[A block of data]
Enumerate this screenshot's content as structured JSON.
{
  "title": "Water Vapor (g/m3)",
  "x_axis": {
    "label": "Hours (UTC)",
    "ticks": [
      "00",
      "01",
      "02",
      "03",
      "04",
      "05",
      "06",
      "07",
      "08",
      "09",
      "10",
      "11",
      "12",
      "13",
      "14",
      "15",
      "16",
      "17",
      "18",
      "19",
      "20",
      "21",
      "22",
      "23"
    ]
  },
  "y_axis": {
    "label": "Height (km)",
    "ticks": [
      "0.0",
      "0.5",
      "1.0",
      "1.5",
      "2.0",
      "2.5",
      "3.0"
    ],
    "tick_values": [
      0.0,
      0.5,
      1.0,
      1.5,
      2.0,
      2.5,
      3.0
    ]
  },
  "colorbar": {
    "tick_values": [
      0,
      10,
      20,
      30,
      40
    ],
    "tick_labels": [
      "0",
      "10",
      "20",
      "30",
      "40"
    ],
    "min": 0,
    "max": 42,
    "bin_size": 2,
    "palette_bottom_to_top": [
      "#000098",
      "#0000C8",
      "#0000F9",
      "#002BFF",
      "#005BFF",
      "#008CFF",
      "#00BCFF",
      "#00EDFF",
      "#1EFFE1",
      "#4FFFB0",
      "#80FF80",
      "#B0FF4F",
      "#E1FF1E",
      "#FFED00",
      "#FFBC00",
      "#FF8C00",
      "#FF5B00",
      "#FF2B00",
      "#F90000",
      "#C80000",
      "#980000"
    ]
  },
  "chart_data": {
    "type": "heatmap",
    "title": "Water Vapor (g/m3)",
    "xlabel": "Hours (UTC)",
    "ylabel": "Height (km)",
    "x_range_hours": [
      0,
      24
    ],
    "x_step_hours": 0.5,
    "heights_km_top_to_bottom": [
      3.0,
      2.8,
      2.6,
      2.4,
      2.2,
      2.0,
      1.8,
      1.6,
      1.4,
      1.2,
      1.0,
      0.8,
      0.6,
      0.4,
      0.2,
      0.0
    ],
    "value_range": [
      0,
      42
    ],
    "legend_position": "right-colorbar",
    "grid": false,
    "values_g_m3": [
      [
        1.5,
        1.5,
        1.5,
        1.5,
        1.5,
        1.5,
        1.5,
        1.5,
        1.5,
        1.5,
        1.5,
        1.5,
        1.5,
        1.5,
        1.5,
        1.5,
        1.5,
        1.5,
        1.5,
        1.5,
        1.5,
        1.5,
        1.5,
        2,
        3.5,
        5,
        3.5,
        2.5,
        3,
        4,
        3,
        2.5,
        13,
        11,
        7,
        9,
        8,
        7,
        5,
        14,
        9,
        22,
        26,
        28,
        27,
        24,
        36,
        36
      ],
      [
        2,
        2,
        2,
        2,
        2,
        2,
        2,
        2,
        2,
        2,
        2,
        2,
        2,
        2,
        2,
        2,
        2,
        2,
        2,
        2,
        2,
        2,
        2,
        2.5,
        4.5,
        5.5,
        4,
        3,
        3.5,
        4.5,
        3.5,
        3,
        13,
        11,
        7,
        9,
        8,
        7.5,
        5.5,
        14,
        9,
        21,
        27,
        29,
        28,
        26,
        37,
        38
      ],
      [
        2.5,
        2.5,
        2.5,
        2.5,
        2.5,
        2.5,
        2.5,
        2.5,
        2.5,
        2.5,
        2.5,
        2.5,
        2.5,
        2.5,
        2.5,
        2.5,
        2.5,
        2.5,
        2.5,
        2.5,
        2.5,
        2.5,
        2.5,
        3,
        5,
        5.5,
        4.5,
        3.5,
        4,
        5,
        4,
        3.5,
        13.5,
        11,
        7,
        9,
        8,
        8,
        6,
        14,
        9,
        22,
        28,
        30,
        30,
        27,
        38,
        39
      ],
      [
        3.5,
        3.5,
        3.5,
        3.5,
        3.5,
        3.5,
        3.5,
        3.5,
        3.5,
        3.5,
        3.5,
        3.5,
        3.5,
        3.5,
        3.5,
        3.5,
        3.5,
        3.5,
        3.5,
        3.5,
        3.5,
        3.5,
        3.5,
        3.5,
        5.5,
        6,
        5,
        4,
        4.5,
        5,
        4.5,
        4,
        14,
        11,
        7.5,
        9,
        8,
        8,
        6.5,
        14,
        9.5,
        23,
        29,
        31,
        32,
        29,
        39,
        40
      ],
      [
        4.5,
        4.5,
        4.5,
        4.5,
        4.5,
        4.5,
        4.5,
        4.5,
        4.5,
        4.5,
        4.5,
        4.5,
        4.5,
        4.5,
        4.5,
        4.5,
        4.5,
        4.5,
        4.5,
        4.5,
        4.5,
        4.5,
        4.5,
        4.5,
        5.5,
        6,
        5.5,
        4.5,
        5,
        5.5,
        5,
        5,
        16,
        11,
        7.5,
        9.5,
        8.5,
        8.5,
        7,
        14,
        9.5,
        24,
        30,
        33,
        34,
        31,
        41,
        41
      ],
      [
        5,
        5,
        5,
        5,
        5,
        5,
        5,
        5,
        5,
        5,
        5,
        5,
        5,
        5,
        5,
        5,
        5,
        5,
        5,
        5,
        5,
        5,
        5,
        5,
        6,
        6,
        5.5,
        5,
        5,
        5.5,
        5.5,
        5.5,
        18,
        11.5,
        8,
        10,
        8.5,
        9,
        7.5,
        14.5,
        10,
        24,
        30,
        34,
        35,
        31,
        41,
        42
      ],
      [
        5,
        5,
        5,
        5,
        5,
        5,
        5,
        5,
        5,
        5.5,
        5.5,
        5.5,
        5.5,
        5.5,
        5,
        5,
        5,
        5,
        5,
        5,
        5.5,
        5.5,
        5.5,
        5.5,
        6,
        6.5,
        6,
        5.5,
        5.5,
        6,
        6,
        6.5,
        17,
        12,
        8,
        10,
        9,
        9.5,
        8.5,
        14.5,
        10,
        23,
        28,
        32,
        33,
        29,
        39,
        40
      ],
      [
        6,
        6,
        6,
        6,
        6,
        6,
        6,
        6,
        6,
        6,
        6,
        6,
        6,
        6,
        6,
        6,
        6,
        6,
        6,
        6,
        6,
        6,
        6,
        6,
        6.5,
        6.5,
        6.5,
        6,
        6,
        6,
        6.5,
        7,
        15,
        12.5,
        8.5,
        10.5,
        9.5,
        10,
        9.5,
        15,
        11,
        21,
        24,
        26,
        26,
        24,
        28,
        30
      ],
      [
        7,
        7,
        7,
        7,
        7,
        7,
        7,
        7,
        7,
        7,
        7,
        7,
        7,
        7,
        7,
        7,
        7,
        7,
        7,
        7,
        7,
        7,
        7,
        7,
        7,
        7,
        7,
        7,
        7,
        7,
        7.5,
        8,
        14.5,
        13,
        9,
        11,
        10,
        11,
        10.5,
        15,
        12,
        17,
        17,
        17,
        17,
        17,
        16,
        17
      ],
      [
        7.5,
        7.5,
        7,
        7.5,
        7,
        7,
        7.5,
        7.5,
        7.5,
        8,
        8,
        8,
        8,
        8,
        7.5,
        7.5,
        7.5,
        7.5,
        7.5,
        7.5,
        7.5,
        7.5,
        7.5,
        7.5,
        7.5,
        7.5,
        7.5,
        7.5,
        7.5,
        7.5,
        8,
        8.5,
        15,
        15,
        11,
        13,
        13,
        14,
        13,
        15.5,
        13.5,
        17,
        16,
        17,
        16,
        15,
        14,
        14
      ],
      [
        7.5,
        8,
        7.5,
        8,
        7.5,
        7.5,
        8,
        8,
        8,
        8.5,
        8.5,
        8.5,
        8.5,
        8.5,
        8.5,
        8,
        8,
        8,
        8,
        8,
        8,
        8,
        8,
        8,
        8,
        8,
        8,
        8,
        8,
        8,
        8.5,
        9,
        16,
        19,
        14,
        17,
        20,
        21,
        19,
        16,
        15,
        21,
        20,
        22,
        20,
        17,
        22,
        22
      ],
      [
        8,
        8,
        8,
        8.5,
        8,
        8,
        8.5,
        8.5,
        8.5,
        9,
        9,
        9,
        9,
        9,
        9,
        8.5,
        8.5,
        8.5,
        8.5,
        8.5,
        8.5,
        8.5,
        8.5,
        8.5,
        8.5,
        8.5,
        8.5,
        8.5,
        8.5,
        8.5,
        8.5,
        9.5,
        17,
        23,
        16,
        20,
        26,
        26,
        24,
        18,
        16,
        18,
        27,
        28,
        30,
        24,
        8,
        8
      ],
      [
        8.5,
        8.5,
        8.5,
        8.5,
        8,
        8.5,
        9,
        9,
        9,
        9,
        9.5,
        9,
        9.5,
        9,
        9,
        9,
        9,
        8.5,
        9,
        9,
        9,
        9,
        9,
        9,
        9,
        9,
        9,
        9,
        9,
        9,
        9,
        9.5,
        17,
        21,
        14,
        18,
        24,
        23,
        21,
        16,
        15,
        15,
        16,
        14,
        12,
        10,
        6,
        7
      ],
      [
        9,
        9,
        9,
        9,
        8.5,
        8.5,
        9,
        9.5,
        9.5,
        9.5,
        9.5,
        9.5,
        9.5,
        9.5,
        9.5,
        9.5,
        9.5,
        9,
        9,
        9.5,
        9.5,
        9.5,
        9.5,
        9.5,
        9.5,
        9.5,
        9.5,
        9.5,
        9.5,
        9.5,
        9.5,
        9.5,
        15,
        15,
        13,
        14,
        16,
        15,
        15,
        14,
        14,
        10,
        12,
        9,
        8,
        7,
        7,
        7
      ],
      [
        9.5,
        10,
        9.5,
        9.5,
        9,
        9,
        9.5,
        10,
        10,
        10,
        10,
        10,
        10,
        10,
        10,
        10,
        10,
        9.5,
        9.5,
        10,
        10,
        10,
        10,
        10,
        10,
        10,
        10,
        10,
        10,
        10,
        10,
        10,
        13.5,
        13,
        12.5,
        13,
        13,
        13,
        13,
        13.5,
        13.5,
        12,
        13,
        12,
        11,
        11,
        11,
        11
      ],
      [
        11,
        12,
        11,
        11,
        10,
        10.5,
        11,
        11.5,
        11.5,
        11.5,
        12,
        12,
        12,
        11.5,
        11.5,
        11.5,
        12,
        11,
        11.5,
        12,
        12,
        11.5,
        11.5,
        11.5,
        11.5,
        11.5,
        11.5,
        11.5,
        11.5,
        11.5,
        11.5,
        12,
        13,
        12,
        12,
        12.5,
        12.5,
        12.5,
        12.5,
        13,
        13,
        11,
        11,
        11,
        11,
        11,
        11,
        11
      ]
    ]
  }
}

**Task brief**
Find the word "colorbar" in the records and pull out each line that has it.

**Answer to the problem**
  "colorbar": {
    "legend_position": "right-colorbar",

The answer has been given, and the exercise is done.